__JOB__:
Count how many lines contain "colors" and reply with that number only.

__RECORD EXCERPTS__:
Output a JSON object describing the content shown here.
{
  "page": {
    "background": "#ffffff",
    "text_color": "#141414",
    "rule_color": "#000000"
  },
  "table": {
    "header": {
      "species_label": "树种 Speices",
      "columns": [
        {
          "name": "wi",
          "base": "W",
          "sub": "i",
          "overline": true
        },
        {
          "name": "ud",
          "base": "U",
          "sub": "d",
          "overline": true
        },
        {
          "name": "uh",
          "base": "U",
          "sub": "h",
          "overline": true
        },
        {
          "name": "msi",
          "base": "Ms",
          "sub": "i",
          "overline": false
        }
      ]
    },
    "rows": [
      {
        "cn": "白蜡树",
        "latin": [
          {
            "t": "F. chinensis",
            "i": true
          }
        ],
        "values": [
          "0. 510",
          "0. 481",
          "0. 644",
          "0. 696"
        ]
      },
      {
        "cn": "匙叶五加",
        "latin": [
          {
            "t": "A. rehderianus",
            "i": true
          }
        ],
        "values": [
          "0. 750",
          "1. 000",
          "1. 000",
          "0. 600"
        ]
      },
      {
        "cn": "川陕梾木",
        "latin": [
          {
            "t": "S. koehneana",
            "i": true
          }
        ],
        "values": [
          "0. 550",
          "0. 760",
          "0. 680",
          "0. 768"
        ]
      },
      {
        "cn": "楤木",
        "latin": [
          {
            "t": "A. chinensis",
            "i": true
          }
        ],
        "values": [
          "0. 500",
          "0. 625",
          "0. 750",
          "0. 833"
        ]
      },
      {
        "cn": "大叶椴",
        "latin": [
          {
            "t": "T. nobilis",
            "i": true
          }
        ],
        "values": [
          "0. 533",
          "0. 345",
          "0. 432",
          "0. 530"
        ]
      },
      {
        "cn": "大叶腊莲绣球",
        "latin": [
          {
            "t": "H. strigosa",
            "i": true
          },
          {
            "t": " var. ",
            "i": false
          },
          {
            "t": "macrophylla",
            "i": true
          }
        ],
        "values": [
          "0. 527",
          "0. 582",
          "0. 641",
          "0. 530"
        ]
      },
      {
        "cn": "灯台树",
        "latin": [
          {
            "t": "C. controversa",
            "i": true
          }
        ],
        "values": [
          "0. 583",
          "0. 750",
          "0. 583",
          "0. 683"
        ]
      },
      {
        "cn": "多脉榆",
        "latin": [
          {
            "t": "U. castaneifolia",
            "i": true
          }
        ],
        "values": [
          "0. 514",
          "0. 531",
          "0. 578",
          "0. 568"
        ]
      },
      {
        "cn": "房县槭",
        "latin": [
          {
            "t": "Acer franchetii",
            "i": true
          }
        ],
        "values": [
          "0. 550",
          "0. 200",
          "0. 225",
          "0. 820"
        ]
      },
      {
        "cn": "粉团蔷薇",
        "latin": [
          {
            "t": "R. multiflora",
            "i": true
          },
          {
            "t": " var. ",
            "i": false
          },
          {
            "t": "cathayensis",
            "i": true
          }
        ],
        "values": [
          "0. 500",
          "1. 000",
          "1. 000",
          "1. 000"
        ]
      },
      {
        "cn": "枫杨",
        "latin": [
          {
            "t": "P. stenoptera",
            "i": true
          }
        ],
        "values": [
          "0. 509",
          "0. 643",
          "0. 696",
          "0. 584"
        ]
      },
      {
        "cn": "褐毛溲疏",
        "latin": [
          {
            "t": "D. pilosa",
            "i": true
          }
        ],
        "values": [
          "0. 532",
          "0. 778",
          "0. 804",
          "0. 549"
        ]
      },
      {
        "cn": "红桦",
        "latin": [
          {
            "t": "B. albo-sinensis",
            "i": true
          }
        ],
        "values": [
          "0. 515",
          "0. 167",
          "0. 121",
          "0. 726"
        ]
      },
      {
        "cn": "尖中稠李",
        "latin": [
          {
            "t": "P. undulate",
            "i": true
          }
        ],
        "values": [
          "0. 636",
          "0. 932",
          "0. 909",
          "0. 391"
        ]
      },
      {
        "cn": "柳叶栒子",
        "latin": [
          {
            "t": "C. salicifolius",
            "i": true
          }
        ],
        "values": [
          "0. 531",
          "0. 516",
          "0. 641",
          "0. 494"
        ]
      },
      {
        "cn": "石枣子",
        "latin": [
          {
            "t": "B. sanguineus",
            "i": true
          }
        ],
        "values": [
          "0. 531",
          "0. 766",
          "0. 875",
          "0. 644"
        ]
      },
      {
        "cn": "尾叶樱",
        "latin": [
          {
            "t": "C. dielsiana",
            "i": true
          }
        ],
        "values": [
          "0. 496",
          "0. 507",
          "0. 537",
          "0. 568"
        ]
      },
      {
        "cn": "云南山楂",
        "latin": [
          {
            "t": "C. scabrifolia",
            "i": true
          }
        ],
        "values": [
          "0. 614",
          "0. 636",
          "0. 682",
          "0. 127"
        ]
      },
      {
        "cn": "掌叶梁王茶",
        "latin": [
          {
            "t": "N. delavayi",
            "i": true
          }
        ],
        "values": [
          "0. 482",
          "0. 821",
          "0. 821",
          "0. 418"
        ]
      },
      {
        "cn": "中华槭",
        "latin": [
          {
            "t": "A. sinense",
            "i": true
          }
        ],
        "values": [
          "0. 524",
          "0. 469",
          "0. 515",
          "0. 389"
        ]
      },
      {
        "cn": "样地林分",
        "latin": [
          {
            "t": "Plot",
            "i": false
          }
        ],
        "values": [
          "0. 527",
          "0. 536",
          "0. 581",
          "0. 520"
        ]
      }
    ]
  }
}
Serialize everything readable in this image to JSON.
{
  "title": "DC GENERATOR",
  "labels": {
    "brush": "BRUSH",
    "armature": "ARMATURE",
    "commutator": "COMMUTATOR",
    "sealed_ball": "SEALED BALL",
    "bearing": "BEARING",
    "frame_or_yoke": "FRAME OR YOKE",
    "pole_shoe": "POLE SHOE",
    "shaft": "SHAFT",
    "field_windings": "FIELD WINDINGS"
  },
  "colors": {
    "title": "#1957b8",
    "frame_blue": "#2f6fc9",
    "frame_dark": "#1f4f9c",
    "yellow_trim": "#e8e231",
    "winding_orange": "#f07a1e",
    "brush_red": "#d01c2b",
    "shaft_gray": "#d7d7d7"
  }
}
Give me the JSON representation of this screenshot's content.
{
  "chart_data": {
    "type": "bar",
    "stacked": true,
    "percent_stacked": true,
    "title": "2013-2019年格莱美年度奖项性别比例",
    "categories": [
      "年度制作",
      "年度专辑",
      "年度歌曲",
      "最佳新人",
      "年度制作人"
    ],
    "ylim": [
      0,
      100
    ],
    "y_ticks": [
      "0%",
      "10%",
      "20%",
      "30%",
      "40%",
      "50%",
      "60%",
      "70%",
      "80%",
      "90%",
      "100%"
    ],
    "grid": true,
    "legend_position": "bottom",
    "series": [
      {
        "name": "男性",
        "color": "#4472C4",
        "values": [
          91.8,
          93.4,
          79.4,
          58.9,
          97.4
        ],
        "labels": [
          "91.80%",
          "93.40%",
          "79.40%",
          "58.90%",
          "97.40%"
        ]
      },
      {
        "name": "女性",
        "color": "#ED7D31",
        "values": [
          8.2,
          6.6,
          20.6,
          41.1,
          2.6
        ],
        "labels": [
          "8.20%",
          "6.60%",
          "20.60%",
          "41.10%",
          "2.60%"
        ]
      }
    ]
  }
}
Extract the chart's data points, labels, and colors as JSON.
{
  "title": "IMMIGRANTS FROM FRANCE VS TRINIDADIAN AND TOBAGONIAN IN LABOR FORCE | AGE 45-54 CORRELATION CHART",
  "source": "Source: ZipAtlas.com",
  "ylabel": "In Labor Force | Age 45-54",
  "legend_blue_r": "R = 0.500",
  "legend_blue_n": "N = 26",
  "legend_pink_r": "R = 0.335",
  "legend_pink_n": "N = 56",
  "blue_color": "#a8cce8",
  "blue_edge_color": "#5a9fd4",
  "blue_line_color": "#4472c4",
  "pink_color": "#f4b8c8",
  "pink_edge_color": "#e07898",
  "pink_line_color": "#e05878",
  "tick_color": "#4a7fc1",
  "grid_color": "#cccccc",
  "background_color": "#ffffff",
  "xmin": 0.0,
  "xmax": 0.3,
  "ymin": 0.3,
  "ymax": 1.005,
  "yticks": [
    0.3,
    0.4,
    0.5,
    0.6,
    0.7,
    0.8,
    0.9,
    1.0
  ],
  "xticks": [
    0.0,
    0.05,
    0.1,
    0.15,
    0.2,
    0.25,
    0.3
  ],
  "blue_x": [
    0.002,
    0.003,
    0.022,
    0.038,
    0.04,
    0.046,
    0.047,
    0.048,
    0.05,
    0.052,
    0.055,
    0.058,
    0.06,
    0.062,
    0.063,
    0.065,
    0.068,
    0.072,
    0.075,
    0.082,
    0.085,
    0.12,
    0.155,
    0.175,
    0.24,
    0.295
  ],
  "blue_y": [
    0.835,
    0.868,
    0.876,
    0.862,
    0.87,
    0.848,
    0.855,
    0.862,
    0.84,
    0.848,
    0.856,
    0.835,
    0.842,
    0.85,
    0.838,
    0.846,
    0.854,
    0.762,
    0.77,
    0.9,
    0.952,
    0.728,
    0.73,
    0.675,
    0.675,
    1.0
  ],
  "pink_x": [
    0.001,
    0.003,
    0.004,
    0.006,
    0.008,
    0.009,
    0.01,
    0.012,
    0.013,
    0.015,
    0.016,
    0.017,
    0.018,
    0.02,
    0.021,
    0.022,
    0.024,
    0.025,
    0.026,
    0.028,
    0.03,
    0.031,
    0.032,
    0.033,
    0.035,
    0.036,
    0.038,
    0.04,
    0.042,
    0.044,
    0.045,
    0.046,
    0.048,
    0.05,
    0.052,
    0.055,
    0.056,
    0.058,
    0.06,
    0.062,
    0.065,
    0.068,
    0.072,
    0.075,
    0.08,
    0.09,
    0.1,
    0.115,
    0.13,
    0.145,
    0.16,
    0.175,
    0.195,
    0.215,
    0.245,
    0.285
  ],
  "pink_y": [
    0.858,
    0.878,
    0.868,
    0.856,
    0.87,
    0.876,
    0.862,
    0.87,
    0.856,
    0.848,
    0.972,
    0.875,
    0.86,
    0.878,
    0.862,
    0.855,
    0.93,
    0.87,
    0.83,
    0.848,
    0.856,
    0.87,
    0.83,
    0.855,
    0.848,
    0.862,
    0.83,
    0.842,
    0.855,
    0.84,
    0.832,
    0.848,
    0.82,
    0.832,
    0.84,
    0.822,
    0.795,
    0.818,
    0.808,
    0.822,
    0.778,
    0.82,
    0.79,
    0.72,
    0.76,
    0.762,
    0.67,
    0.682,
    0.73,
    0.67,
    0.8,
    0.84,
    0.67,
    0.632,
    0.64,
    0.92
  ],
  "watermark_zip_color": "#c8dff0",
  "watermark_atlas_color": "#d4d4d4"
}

__WRITTEN SOLUTION__:
2